To be done
Copy every line that holds "type".

* Begin Records for this task *

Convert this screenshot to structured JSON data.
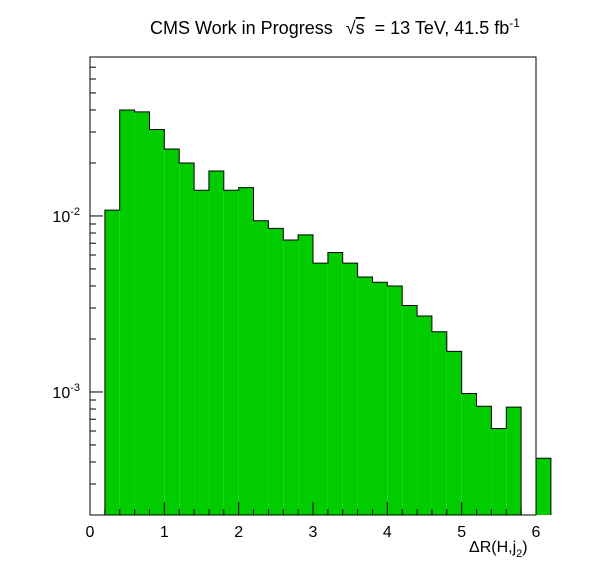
{
  "chart_data": {
    "type": "bar",
    "title": "CMS Work in Progress",
    "title_sqrt": "s",
    "title_energy": "= 13 TeV, 41.5 fb",
    "title_lumi_exp": "-1",
    "xlabel_main": "ΔR(H,j",
    "xlabel_sub": "2",
    "xlabel_close": ")",
    "ylabel": "",
    "xlim": [
      0,
      6
    ],
    "ylim": [
      0.0002,
      0.08
    ],
    "yscale": "log",
    "grid": false,
    "fill_color": "#00cc00",
    "line_color": "#000000",
    "x_ticks": [
      "0",
      "1",
      "2",
      "3",
      "4",
      "5",
      "6"
    ],
    "y_ticks": [
      {
        "value": 0.01,
        "base": "10",
        "exp": "-2"
      },
      {
        "value": 0.001,
        "base": "10",
        "exp": "-3"
      }
    ],
    "bin_width": 0.2,
    "bin_edges_start": 0.2,
    "values": [
      0.0108,
      0.04,
      0.039,
      0.031,
      0.024,
      0.02,
      0.014,
      0.018,
      0.014,
      0.0145,
      0.0094,
      0.0085,
      0.0073,
      0.0078,
      0.0054,
      0.0062,
      0.0054,
      0.0045,
      0.0042,
      0.004,
      0.0031,
      0.0027,
      0.0022,
      0.0017,
      0.00098,
      0.00083,
      0.00062,
      0.00082,
      0.0,
      0.00042
    ]
  }
}
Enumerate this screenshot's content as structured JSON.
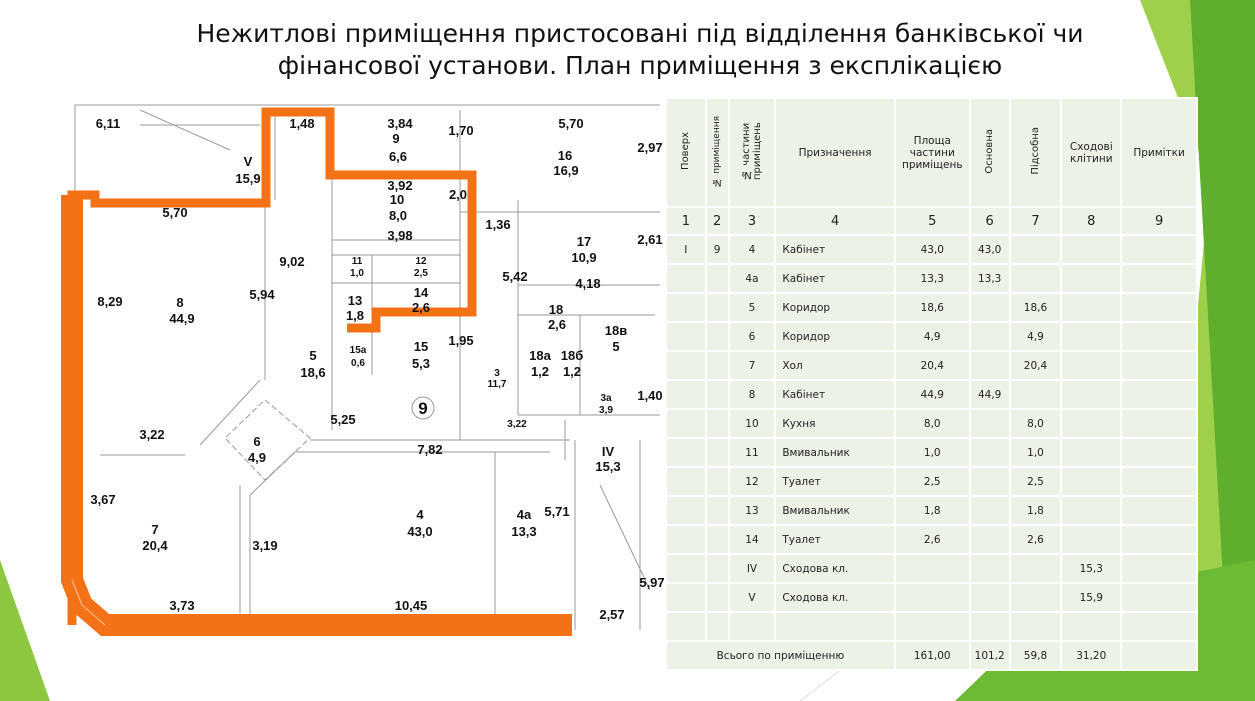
{
  "slide": {
    "title_line1": "Нежитлові приміщення пристосовані під відділення банківської чи",
    "title_line2": "фінансової установи. План приміщення з експлікацією",
    "accent": "#8dc63f",
    "wall_color": "#f47216"
  },
  "plan": {
    "circle_label": "9",
    "labels": [
      "6,11",
      "1,48",
      "3,84",
      "9",
      "6,6",
      "1,70",
      "5,70",
      "2,97",
      "16",
      "16,9",
      "V",
      "15,9",
      "5,70",
      "3,92",
      "10",
      "8,0",
      "2,0",
      "3,98",
      "1,36",
      "17",
      "10,9",
      "2,61",
      "9,02",
      "11",
      "1,0",
      "12",
      "2,5",
      "5,42",
      "4,18",
      "5,94",
      "8",
      "44,9",
      "8,29",
      "13",
      "1,8",
      "14",
      "2,6",
      "18",
      "2,6",
      "18в",
      "5",
      "15а",
      "0,6",
      "15",
      "5,3",
      "1,95",
      "5",
      "18,6",
      "18а",
      "1,2",
      "18б",
      "1,2",
      "3",
      "11,7",
      "3а",
      "3,9",
      "1,40",
      "5,25",
      "3,22",
      "3,22",
      "6",
      "4,9",
      "7,82",
      "IV",
      "15,3",
      "3,67",
      "4",
      "43,0",
      "4а",
      "13,3",
      "5,71",
      "7",
      "20,4",
      "3,19",
      "5,97",
      "3,73",
      "10,45",
      "2,57"
    ]
  },
  "table": {
    "headers": [
      "Поверх",
      "№ приміщення",
      "№ частини приміщень",
      "Призначення",
      "Площа частини приміщень",
      "Основна",
      "Підсобна",
      "Сходові клітини",
      "Примітки"
    ],
    "numbers": [
      "1",
      "2",
      "3",
      "4",
      "5",
      "6",
      "7",
      "8",
      "9"
    ],
    "rows": [
      [
        "I",
        "9",
        "4",
        "Кабінет",
        "43,0",
        "43,0",
        "",
        "",
        ""
      ],
      [
        "",
        "",
        "4а",
        "Кабінет",
        "13,3",
        "13,3",
        "",
        "",
        ""
      ],
      [
        "",
        "",
        "5",
        "Коридор",
        "18,6",
        "",
        "18,6",
        "",
        ""
      ],
      [
        "",
        "",
        "6",
        "Коридор",
        "4,9",
        "",
        "4,9",
        "",
        ""
      ],
      [
        "",
        "",
        "7",
        "Хол",
        "20,4",
        "",
        "20,4",
        "",
        ""
      ],
      [
        "",
        "",
        "8",
        "Кабінет",
        "44,9",
        "44,9",
        "",
        "",
        ""
      ],
      [
        "",
        "",
        "10",
        "Кухня",
        "8,0",
        "",
        "8,0",
        "",
        ""
      ],
      [
        "",
        "",
        "11",
        "Вмивальник",
        "1,0",
        "",
        "1,0",
        "",
        ""
      ],
      [
        "",
        "",
        "12",
        "Туалет",
        "2,5",
        "",
        "2,5",
        "",
        ""
      ],
      [
        "",
        "",
        "13",
        "Вмивальник",
        "1,8",
        "",
        "1,8",
        "",
        ""
      ],
      [
        "",
        "",
        "14",
        "Туалет",
        "2,6",
        "",
        "2,6",
        "",
        ""
      ],
      [
        "",
        "",
        "IV",
        "Сходова кл.",
        "",
        "",
        "",
        "15,3",
        ""
      ],
      [
        "",
        "",
        "V",
        "Сходова кл.",
        "",
        "",
        "",
        "15,9",
        ""
      ],
      [
        "",
        "",
        "",
        "",
        "",
        "",
        "",
        "",
        ""
      ]
    ],
    "total": {
      "label": "Всього по приміщенню",
      "area": "161,00",
      "main": "101,2",
      "aux": "59,8",
      "stairs": "31,20"
    }
  }
}
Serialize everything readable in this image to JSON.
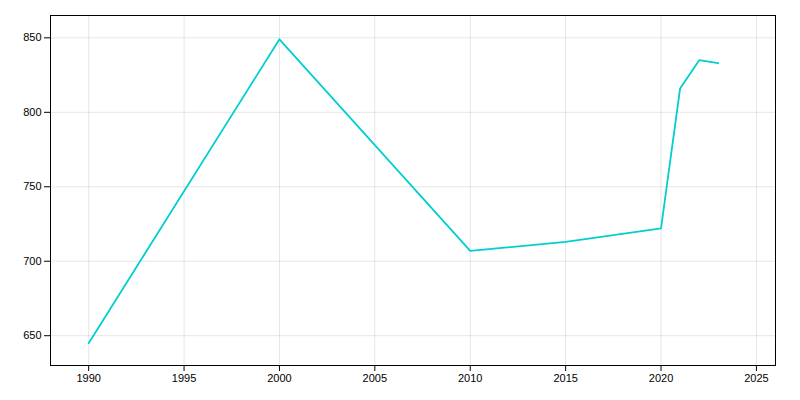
{
  "chart_data": {
    "type": "line",
    "x": [
      1990,
      2000,
      2010,
      2015,
      2020,
      2021,
      2022,
      2023
    ],
    "values": [
      645,
      849,
      707,
      713,
      722,
      816,
      835,
      833
    ],
    "color": "#00CED1",
    "xlim": [
      1988,
      2026
    ],
    "ylim": [
      630,
      865
    ],
    "xticks": [
      1990,
      1995,
      2000,
      2005,
      2010,
      2015,
      2020,
      2025
    ],
    "yticks": [
      650,
      700,
      750,
      800,
      850
    ],
    "grid": true
  }
}
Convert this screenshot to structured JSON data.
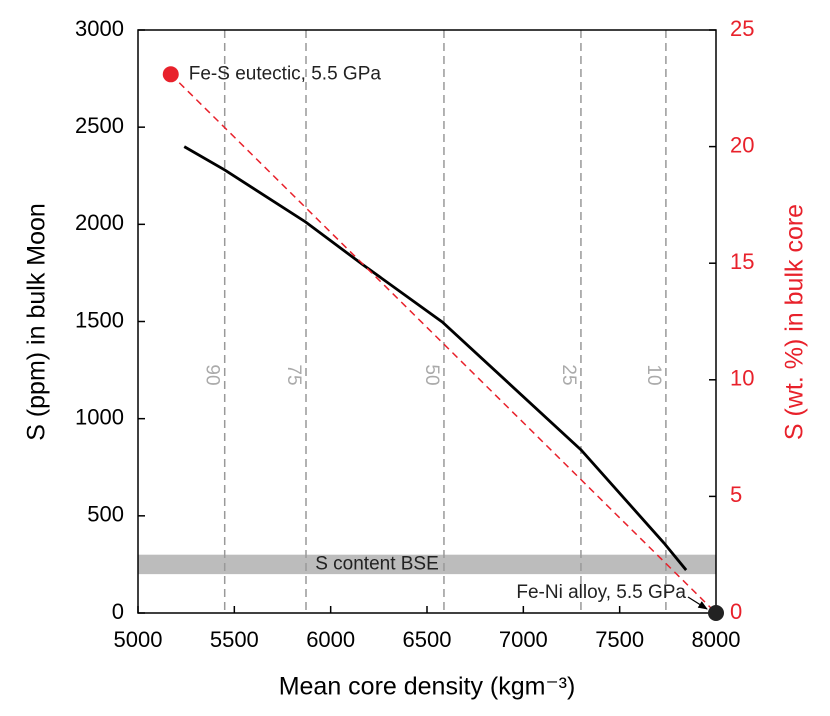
{
  "chart_data": {
    "type": "line",
    "xlabel": "Mean core density (kgm⁻³)",
    "ylabel": "S (ppm) in bulk Moon",
    "y2label": "S (wt. %) in bulk core",
    "xlim": [
      5000,
      8000
    ],
    "xticks": [
      5000,
      5500,
      6000,
      6500,
      7000,
      7500,
      8000
    ],
    "ylim": [
      0,
      3000
    ],
    "yticks": [
      0,
      500,
      1000,
      1500,
      2000,
      2500,
      3000
    ],
    "y2lim": [
      0,
      25
    ],
    "y2ticks": [
      0,
      5,
      10,
      15,
      20,
      25
    ],
    "y2color": "#e8212b",
    "series": [
      {
        "color": "#000000",
        "x": [
          5240,
          5450,
          5870,
          6170,
          6580,
          7300,
          7730,
          7845
        ],
        "values": [
          2400,
          2280,
          2012,
          1790,
          1497,
          839,
          360,
          221
        ]
      },
      {
        "color": "#e8212b",
        "dashed": true,
        "axis": "y2",
        "x": [
          5170,
          8000
        ],
        "values": [
          23.1,
          0
        ]
      }
    ],
    "points": [
      {
        "label": "Fe-S eutectic, 5.5 GPa",
        "x": 5170,
        "value": 23.1,
        "axis": "y2",
        "color": "#e8212b"
      },
      {
        "label": "Fe-Ni alloy, 5.5 GPa",
        "x": 8000,
        "value": 0,
        "color": "#222222"
      }
    ],
    "vlines": [
      {
        "x": 5450,
        "label": 90
      },
      {
        "x": 5872,
        "label": 75
      },
      {
        "x": 6588,
        "label": 50
      },
      {
        "x": 7299,
        "label": 25
      },
      {
        "x": 7740,
        "label": 10
      }
    ],
    "band": {
      "ymin": 200,
      "ymax": 300,
      "label": "S content BSE",
      "color": "#bcbcbc"
    }
  }
}
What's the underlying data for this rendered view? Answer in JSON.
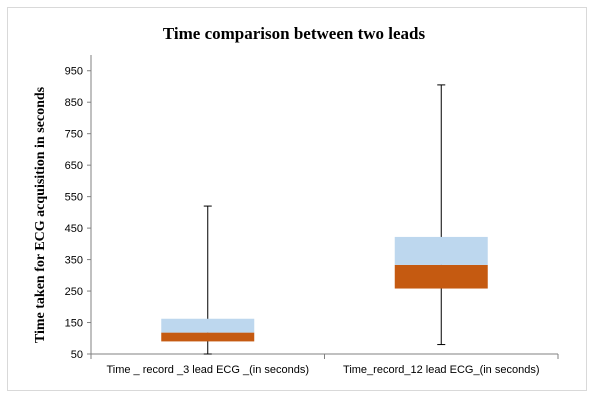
{
  "chart_data": {
    "type": "box",
    "title": "Time comparison between two leads",
    "xlabel": "",
    "ylabel": "Time taken for ECG acquisition  in seconds",
    "ylim": [
      50,
      1000
    ],
    "yticks": [
      50,
      150,
      250,
      350,
      450,
      550,
      650,
      750,
      850,
      950
    ],
    "grid": false,
    "legend": "none",
    "categories": [
      "Time _ record _3 lead ECG _(in seconds)",
      "Time_record_12  lead ECG_(in seconds)"
    ],
    "boxes": [
      {
        "min": 50,
        "q1": 90,
        "median": 118,
        "q3": 162,
        "max": 520
      },
      {
        "min": 80,
        "q1": 258,
        "median": 333,
        "q3": 422,
        "max": 905
      }
    ],
    "colors": {
      "lower_box": "#c55a11",
      "upper_box": "#bdd7ee",
      "whisker": "#000000",
      "axis": "#808080"
    }
  }
}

* End Records for this task *

Solution
    "type": "bar",
    "type": "line",
    "type": "line",
    "type": "box",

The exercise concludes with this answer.